-- Start of Information shown --
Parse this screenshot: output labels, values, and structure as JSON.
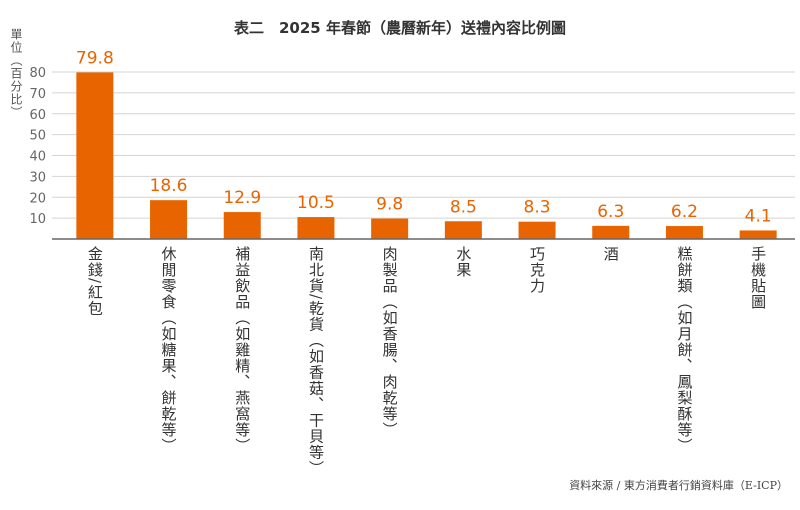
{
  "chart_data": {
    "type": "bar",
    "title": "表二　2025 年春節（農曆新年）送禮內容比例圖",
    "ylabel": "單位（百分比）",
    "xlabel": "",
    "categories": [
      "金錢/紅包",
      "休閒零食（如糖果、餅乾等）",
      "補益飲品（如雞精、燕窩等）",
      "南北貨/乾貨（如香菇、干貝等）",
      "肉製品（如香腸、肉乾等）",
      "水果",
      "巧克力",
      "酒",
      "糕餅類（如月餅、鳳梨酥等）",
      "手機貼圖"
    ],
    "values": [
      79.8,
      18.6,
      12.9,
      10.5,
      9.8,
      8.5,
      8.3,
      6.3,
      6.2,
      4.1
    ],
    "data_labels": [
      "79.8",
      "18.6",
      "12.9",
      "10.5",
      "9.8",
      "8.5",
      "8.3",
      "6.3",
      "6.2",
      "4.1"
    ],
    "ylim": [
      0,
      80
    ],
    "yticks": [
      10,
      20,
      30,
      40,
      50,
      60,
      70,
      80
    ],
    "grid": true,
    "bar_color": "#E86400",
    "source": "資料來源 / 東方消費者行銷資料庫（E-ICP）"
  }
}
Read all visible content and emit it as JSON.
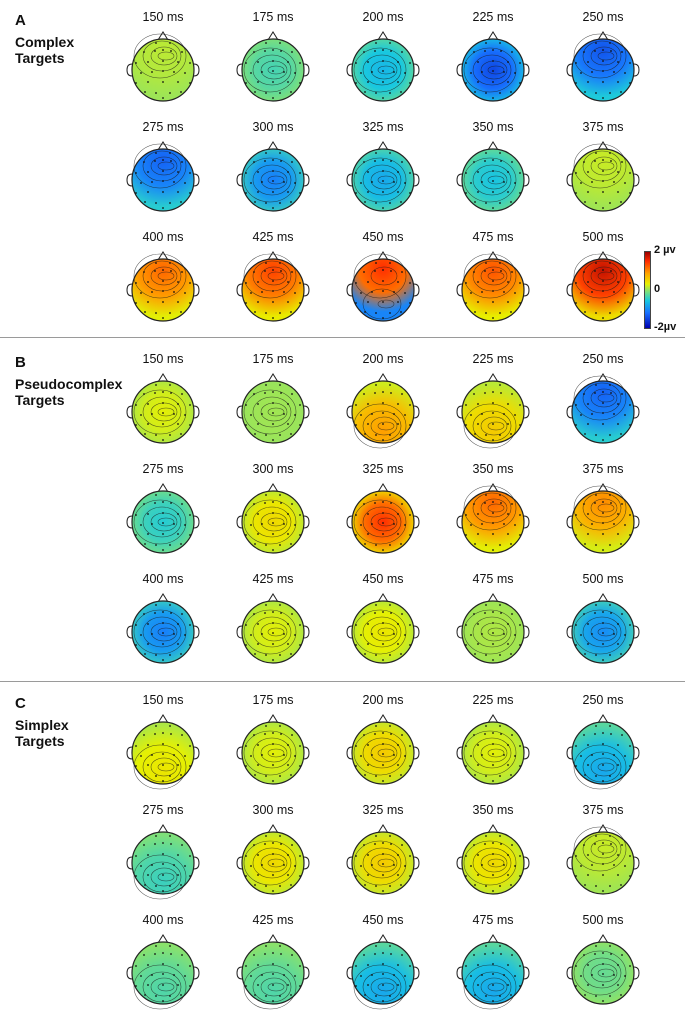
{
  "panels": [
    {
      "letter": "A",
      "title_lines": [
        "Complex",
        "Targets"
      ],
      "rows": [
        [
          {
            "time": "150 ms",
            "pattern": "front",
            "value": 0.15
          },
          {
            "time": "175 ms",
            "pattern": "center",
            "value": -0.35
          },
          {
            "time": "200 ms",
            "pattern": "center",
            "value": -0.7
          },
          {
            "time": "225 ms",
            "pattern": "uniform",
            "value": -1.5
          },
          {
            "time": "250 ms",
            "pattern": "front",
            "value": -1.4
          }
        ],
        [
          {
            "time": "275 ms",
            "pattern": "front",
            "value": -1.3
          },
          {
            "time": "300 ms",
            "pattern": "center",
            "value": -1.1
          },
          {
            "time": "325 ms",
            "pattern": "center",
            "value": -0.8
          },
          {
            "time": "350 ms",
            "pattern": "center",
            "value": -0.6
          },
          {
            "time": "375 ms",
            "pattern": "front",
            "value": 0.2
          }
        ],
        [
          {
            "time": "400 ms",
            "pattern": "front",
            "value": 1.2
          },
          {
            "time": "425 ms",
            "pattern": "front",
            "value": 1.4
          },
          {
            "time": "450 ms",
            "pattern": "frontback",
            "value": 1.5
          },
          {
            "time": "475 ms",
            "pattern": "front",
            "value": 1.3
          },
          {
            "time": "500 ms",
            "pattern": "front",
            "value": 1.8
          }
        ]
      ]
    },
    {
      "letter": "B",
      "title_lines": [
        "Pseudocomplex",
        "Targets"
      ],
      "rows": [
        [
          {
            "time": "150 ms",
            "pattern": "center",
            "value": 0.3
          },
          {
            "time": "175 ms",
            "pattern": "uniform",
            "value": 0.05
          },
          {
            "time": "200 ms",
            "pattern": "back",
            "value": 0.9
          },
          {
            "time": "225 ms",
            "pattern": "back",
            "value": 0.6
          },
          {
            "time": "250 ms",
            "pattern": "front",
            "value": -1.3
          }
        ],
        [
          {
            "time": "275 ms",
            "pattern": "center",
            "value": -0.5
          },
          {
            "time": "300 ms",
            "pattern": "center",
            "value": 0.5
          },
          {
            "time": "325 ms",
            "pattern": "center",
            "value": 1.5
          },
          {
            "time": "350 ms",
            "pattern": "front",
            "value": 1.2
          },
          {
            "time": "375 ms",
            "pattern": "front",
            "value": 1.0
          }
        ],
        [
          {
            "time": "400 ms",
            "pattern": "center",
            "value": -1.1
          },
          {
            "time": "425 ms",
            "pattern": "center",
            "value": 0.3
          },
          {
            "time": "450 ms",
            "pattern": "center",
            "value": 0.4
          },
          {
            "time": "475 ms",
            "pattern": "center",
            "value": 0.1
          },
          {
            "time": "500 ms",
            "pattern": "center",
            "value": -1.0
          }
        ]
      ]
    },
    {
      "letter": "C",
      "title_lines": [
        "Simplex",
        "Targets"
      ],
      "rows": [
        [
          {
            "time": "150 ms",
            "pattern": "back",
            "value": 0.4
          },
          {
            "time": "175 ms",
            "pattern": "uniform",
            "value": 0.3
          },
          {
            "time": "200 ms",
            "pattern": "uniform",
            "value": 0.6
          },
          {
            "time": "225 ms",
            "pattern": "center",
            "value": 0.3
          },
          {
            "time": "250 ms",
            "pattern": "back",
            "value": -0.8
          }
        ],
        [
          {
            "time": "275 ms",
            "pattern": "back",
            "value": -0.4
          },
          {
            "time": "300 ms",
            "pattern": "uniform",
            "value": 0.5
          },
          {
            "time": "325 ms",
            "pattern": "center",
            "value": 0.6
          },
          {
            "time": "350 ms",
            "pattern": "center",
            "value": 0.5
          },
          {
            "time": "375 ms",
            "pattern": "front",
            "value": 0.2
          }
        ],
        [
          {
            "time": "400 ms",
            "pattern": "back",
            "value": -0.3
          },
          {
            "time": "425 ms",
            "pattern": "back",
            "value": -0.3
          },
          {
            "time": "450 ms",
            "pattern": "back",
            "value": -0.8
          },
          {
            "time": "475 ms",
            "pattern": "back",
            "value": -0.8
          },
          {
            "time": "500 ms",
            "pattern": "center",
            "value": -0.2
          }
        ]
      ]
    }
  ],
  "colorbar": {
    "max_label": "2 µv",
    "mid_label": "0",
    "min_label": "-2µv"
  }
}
-- End of Information shown --
Task to carry out:
Reproduce each entry verbatim, excluding any embedded images.

Written reply:
Parse this screenshot: output labels, values, and structure as JSON.
{
  "chart_data": {
    "type": "bar",
    "title": "表二　2025 年春節（農曆新年）送禮內容比例圖",
    "ylabel": "單位（百分比）",
    "xlabel": "",
    "categories": [
      "金錢/紅包",
      "休閒零食（如糖果、餅乾等）",
      "補益飲品（如雞精、燕窩等）",
      "南北貨/乾貨（如香菇、干貝等）",
      "肉製品（如香腸、肉乾等）",
      "水果",
      "巧克力",
      "酒",
      "糕餅類（如月餅、鳳梨酥等）",
      "手機貼圖"
    ],
    "values": [
      79.8,
      18.6,
      12.9,
      10.5,
      9.8,
      8.5,
      8.3,
      6.3,
      6.2,
      4.1
    ],
    "data_labels": [
      "79.8",
      "18.6",
      "12.9",
      "10.5",
      "9.8",
      "8.5",
      "8.3",
      "6.3",
      "6.2",
      "4.1"
    ],
    "ylim": [
      0,
      80
    ],
    "yticks": [
      10,
      20,
      30,
      40,
      50,
      60,
      70,
      80
    ],
    "grid": true,
    "bar_color": "#E86400",
    "source": "資料來源 / 東方消費者行銷資料庫（E-ICP）"
  }
}
Read all visible content and emit it as JSON.
{
  "panels": [
    {
      "letter": "A",
      "title_lines": [
        "Complex",
        "Targets"
      ],
      "rows": [
        [
          {
            "time": "150 ms",
            "pattern": "front",
            "value": 0.15
          },
          {
            "time": "175 ms",
            "pattern": "center",
            "value": -0.35
          },
          {
            "time": "200 ms",
            "pattern": "center",
            "value": -0.7
          },
          {
            "time": "225 ms",
            "pattern": "uniform",
            "value": -1.5
          },
          {
            "time": "250 ms",
            "pattern": "front",
            "value": -1.4
          }
        ],
        [
          {
            "time": "275 ms",
            "pattern": "front",
            "value": -1.3
          },
          {
            "time": "300 ms",
            "pattern": "center",
            "value": -1.1
          },
          {
            "time": "325 ms",
            "pattern": "center",
            "value": -0.8
          },
          {
            "time": "350 ms",
            "pattern": "center",
            "value": -0.6
          },
          {
            "time": "375 ms",
            "pattern": "front",
            "value": 0.2
          }
        ],
        [
          {
            "time": "400 ms",
            "pattern": "front",
            "value": 1.2
          },
          {
            "time": "425 ms",
            "pattern": "front",
            "value": 1.4
          },
          {
            "time": "450 ms",
            "pattern": "frontback",
            "value": 1.5
          },
          {
            "time": "475 ms",
            "pattern": "front",
            "value": 1.3
          },
          {
            "time": "500 ms",
            "pattern": "front",
            "value": 1.8
          }
        ]
      ]
    },
    {
      "letter": "B",
      "title_lines": [
        "Pseudocomplex",
        "Targets"
      ],
      "rows": [
        [
          {
            "time": "150 ms",
            "pattern": "center",
            "value": 0.3
          },
          {
            "time": "175 ms",
            "pattern": "uniform",
            "value": 0.05
          },
          {
            "time": "200 ms",
            "pattern": "back",
            "value": 0.9
          },
          {
            "time": "225 ms",
            "pattern": "back",
            "value": 0.6
          },
          {
            "time": "250 ms",
            "pattern": "front",
            "value": -1.3
          }
        ],
        [
          {
            "time": "275 ms",
            "pattern": "center",
            "value": -0.5
          },
          {
            "time": "300 ms",
            "pattern": "center",
            "value": 0.5
          },
          {
            "time": "325 ms",
            "pattern": "center",
            "value": 1.5
          },
          {
            "time": "350 ms",
            "pattern": "front",
            "value": 1.2
          },
          {
            "time": "375 ms",
            "pattern": "front",
            "value": 1.0
          }
        ],
        [
          {
            "time": "400 ms",
            "pattern": "center",
            "value": -1.1
          },
          {
            "time": "425 ms",
            "pattern": "center",
            "value": 0.3
          },
          {
            "time": "450 ms",
            "pattern": "center",
            "value": 0.4
          },
          {
            "time": "475 ms",
            "pattern": "center",
            "value": 0.1
          },
          {
            "time": "500 ms",
            "pattern": "center",
            "value": -1.0
          }
        ]
      ]
    },
    {
      "letter": "C",
      "title_lines": [
        "Simplex",
        "Targets"
      ],
      "rows": [
        [
          {
            "time": "150 ms",
            "pattern": "back",
            "value": 0.4
          },
          {
            "time": "175 ms",
            "pattern": "uniform",
            "value": 0.3
          },
          {
            "time": "200 ms",
            "pattern": "uniform",
            "value": 0.6
          },
          {
            "time": "225 ms",
            "pattern": "center",
            "value": 0.3
          },
          {
            "time": "250 ms",
            "pattern": "back",
            "value": -0.8
          }
        ],
        [
          {
            "time": "275 ms",
            "pattern": "back",
            "value": -0.4
          },
          {
            "time": "300 ms",
            "pattern": "uniform",
            "value": 0.5
          },
          {
            "time": "325 ms",
            "pattern": "center",
            "value": 0.6
          },
          {
            "time": "350 ms",
            "pattern": "center",
            "value": 0.5
          },
          {
            "time": "375 ms",
            "pattern": "front",
            "value": 0.2
          }
        ],
        [
          {
            "time": "400 ms",
            "pattern": "back",
            "value": -0.3
          },
          {
            "time": "425 ms",
            "pattern": "back",
            "value": -0.3
          },
          {
            "time": "450 ms",
            "pattern": "back",
            "value": -0.8
          },
          {
            "time": "475 ms",
            "pattern": "back",
            "value": -0.8
          },
          {
            "time": "500 ms",
            "pattern": "center",
            "value": -0.2
          }
        ]
      ]
    }
  ],
  "colorbar": {
    "max_label": "2 µv",
    "mid_label": "0",
    "min_label": "-2µv"
  }
}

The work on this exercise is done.